**Exercise tasks**
(a) Answer these questions from the Pulse Europe write-up, one line each:
(i) On which dates did Pulse Europe take place?
(ii) Which company did Gainsight acquire?
(iii) Who presented the chart billed as a maturity chart?
(b) Decide whether each statement agrees with the Pulse Europe write-up. Answer yes or no, and quote the words that decide it.
(i) The writer went to the main US event the year before.
(ii) Dan Steinman is the CEO of Gainsight.
(iii) The writer thinks the industry is in a trough of disillusionment.

**Given passage**
I attended Pulse Europe (the 4th) on the 8-9th November, an event run by Gainsight, a Customer Success (CS) technology vendor. They run the larger, main event in the US and I had the pleasure of attending last year where I captured the State of Customer Success 2017. So this is a timely update with a local, regional flavour.
Below are some general observations, main takeaways and then I captured notes from the sessions I attended (including my spin on things).
Chatting to the GM of the European office of Gainsight, Dan Steinman, I concluded that not only were Gainsight in the CS technology business but also in education. He agreed.
By that we didn’t mean the services part of Gainsight where they do offer education in support of their technology (see Gainsight University). I mean the education of an industry, a nascent one that needs it. It’s in their interest of course, to grow the category and also the industry within which it operates, mostly Enterprise Software [as a Service].
We also discussed how other industries could benefit from learning about the CS business, like car manufactures which I have written about before: The connected car vision is missing a few connections
I digress, the point is Gainsight take a leading role in informal education and for helping grow and share learning between individuals, companies, for the category and beyond. In this respect they are very successful and the event achieved that aim too.
Main take aways:
1. Tighter integration between product and CS, the move to self service and broader alignment
This was a theme driven not just by Gainsight on the back of their acquisition of Aptrinsic (more here). I’ve been seeing this more and more and driving it in my work and it is definitely a growing trend.
It encompasses two elements:
(1) greater collaboration between product and CS teams on high touch interactions with and insights from customers and,
(2) the built in onboarding, help and product adoption features in products that drive end user self service.
This trend is possibly the most evident but there is also the need, oft talked about, of greater alignment within customer service oriented teams and with sales and marketing teams.
2. Lack of innovation
I found at this event and on the whole that there are no real innovations being driven or presented other than in company products themselves (point above). I am writing an eBook / trend report about this and in the work I do mentoring startups and it is a main pillar I stress.
I think in an industry or category often struggling to find its way (see next point) we will have to do more to innovate and increase the impact of customer success activities. There is so much scope since the customer is at the forefront of everything and technology is changing so much and so fast. But innovation needs to come to business models, processes and people too.
3. Hype Cycle
The chart below was presented by Nick Mehta, CEO of Gainsight in one of his keynotes. Billed as a maturity chart, you could also easily see this as a hype cycle. I’ve been through the early curve twice in companies and seen it happen in others. I’ve also seen it happen with many technologies which the cycle most often refers to. I got an impression that as an industry we are in a trough of disillusionment.
Perhaps I’ve been in CS too long and lack the starry eyed optimism of a newbie but I’m saying this from the perspective of what I hear. I hear too much justification, disagreement on the function and its impact, arguments on who owns the customer, fights with other disciplines like customer experience, etc.
It just feels like the conversations are typically of the kind you find in the trough of disillusionment. It’s also a period characterised by lack of innovation as mentioned. That’s not a bad thing. If I’m right, I’m looking forward to the slope of enlightenment for the industry as a whole because on this, I’m a true believer 🦄 🚀

Day 1 – 8 November ’18
Keynote – CS trends
This is a list that Nick Mehta, CEO of Gainsight ran through:
- CS drives sales. Prospects talk to customers and advocacy is key. So if you ensure customers are successful, they will act as willing reference points and that will help close deals. I totally agree with this and think it’s an undervalued KPI (from the vendor point of view).

**Record list**

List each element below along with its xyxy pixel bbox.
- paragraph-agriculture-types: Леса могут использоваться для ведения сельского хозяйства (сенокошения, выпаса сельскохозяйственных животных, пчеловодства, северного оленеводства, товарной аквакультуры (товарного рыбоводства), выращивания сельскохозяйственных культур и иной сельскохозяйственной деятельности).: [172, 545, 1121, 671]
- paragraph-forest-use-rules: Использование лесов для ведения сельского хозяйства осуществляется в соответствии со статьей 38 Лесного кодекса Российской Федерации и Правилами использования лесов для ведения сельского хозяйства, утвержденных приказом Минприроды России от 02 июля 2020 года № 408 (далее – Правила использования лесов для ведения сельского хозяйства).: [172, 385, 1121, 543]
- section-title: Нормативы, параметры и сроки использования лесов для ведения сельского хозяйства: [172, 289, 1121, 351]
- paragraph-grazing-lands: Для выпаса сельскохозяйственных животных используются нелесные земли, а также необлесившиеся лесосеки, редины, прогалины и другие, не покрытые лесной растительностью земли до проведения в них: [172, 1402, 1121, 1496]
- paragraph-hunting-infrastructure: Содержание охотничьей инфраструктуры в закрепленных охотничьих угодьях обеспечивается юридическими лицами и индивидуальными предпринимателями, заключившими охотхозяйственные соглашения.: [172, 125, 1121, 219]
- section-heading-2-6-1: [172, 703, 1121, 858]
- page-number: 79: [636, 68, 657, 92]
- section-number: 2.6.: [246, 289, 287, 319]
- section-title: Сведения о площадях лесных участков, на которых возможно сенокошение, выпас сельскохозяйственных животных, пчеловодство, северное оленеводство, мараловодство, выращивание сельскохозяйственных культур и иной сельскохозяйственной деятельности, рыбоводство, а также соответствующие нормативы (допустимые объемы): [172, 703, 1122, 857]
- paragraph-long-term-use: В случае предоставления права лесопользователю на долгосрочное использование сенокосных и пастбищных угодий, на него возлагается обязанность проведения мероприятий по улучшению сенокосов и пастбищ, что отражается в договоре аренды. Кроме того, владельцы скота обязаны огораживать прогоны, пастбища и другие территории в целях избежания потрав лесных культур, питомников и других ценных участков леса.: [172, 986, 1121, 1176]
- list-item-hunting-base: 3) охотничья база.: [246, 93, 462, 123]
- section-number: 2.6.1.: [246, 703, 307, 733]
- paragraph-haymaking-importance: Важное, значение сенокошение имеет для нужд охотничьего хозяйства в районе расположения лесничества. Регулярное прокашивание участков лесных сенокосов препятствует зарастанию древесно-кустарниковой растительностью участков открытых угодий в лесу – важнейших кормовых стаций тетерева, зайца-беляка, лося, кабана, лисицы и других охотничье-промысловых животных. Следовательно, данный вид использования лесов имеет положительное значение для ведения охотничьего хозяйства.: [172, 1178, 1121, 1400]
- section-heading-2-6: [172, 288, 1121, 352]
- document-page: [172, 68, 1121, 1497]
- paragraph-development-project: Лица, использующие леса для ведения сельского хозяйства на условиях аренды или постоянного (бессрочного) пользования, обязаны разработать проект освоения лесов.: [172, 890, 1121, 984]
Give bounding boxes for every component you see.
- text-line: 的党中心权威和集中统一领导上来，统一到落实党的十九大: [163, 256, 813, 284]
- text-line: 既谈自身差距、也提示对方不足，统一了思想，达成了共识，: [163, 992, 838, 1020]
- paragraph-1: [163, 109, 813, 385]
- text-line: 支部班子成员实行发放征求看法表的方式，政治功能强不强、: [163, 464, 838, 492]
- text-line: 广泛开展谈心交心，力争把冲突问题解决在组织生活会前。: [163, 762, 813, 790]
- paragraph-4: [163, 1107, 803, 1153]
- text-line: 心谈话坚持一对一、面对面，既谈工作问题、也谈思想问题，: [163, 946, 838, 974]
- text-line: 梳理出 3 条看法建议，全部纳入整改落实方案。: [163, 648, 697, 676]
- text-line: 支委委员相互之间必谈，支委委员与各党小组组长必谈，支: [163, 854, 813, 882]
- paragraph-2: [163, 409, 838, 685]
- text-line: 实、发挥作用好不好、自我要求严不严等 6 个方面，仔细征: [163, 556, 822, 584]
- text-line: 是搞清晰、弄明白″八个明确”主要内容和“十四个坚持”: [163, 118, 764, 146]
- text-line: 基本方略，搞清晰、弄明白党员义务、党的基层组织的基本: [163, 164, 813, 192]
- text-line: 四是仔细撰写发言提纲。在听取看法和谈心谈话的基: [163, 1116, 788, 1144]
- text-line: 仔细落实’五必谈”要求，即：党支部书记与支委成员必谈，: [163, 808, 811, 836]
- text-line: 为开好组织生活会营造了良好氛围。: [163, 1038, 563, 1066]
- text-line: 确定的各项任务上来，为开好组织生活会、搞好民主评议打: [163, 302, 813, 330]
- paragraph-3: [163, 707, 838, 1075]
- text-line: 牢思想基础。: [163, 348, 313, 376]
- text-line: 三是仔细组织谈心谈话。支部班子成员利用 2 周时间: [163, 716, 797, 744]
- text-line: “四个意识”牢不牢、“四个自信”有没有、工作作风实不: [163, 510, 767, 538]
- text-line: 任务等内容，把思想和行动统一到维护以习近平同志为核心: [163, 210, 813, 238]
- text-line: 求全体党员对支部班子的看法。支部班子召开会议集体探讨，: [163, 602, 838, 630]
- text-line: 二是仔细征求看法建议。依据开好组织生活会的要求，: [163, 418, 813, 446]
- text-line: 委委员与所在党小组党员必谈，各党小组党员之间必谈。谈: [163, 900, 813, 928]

**Final results**
(a)
(i) 8-9th November
(ii) Aptrinsic
(iii) Nick Mehta, CEO of Gainsight

(b)
(i) Yes: "I had the pleasure of attending last year"
(ii) No: "the GM of the European office of Gainsight, Dan Steinman"
(iii) Yes: "I got an impression that as an industry we are in a trough of disillusionment."